# Request:
Gather all lines in the entries below that include the word "картофеля".

──────────────────────────────

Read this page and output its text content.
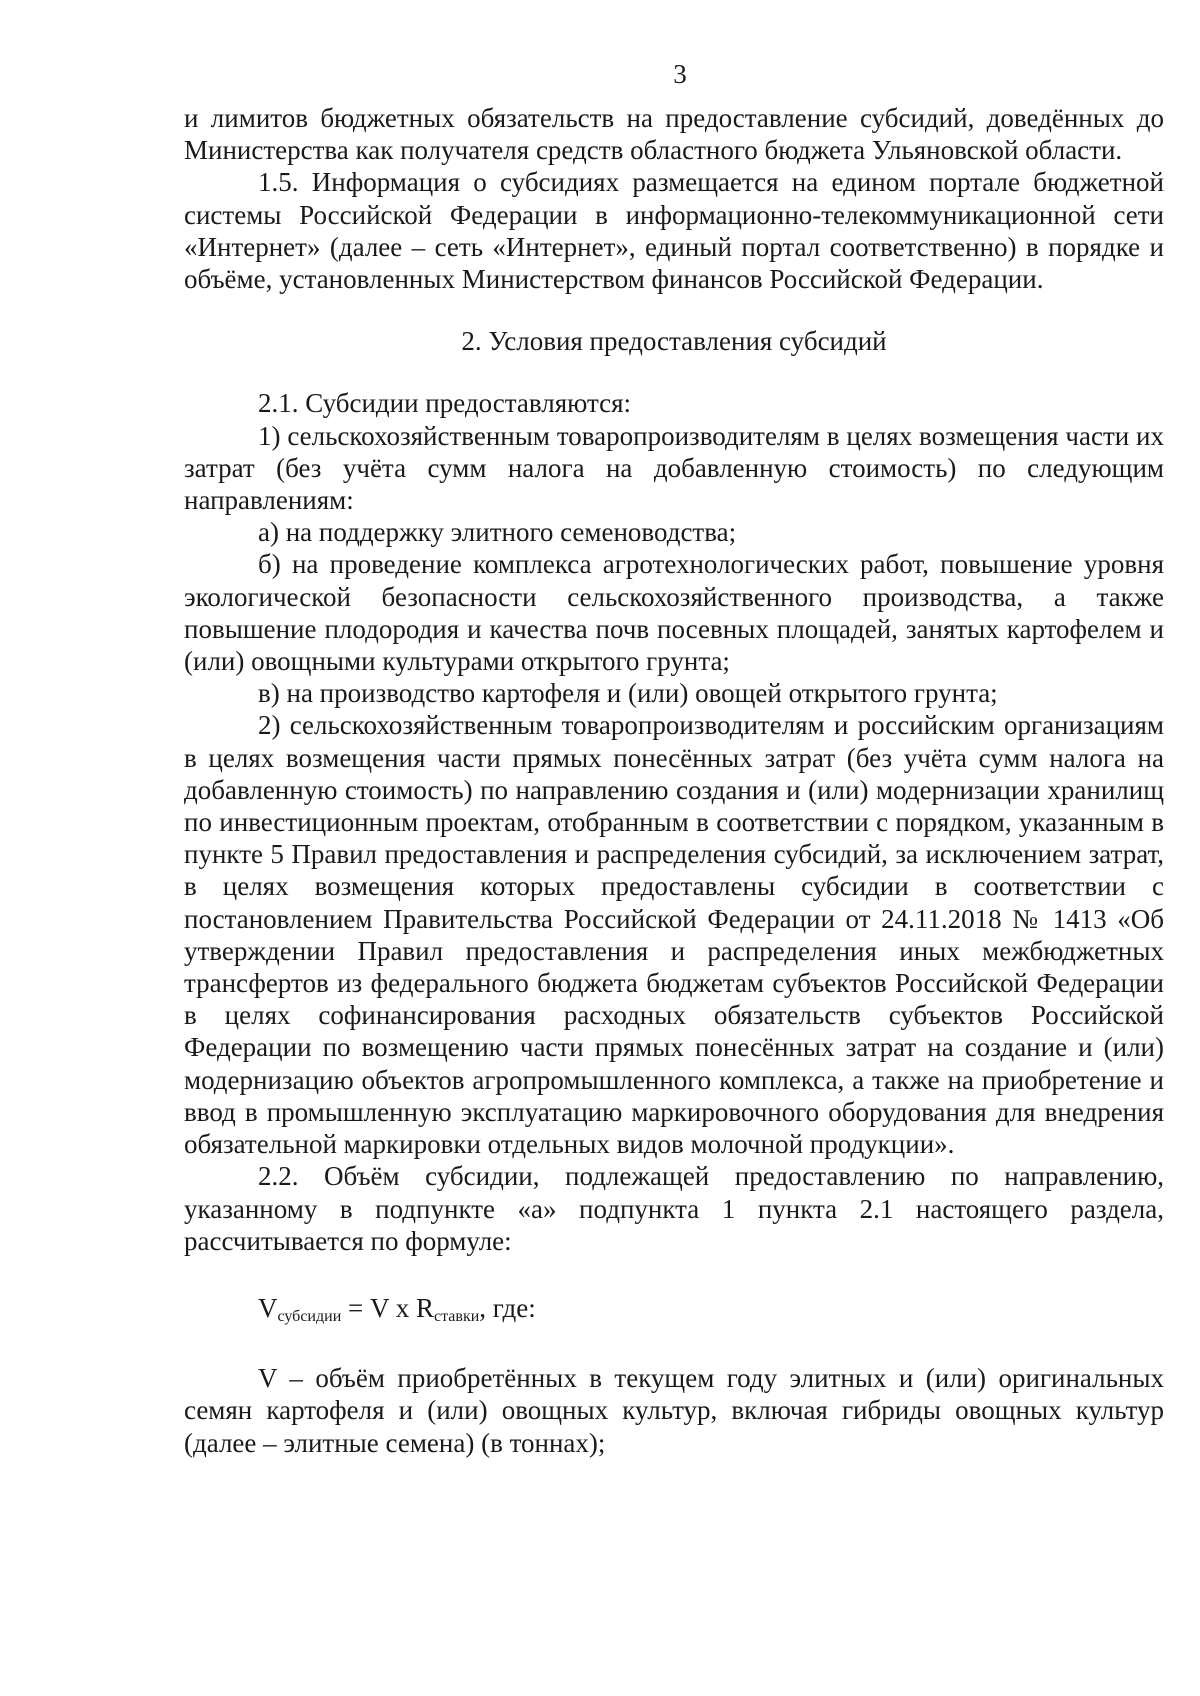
3

и лимитов бюджетных обязательств на предоставление субсидий, доведённых до Министерства как получателя средств областного бюджета Ульяновской области.

1.5. Информация о субсидиях размещается на едином портале бюджетной системы Российской Федерации в информационно-телекоммуникационной сети «Интернет» (далее – сеть «Интернет», единый портал соответственно) в порядке и объёме, установленных Министерством финансов Российской Федерации.

2. Условия предоставления субсидий

2.1. Субсидии предоставляются:

1) сельскохозяйственным товаропроизводителям в целях возмещения части их затрат (без учёта сумм налога на добавленную стоимость) по следующим направлениям:

а) на поддержку элитного семеноводства;

б) на проведение комплекса агротехнологических работ, повышение уровня экологической безопасности сельскохозяйственного производства, а также повышение плодородия и качества почв посевных площадей, занятых картофелем и (или) овощными культурами открытого грунта;

в) на производство картофеля и (или) овощей открытого грунта;

2) сельскохозяйственным товаропроизводителям и российским организациям в целях возмещения части прямых понесённых затрат (без учёта сумм налога на добавленную стоимость) по направлению создания и (или) модернизации хранилищ по инвестиционным проектам, отобранным в соответствии с порядком, указанным в пункте 5 Правил предоставления и распределения субсидий, за исключением затрат, в целях возмещения которых предоставлены субсидии в соответствии с постановлением Правительства Российской Федерации от 24.11.2018 № 1413 «Об утверждении Правил предоставления и распределения иных межбюджетных трансфертов из федерального бюджета бюджетам субъектов Российской Федерации в целях софинансирования расходных обязательств субъектов Российской Федерации по возмещению части прямых понесённых затрат на создание и (или) модернизацию объектов агропромышленного комплекса, а также на приобретение и ввод в промышленную эксплуатацию маркировочного оборудования для внедрения обязательной маркировки отдельных видов молочной продукции».

2.2. Объём субсидии, подлежащей предоставлению по направлению, указанному в подпункте «а» подпункта 1 пункта 2.1 настоящего раздела, рассчитывается по формуле:

$V_{субсидии} = V$ x $R_{ставки}$, где:

V – объём приобретённых в текущем году элитных и (или) оригинальных семян картофеля и (или) овощных культур, включая гибриды овощных культур (далее – элитные семена) (в тоннах);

──────────────────────────────

# Output for this exercise:
в) на производство картофеля и (или) овощей открытого грунта;
V – объём приобретённых в текущем году элитных и (или) оригинальных семян картофеля и (или) овощных культур, включая гибриды овощных культур (далее – элитные семена) (в тоннах);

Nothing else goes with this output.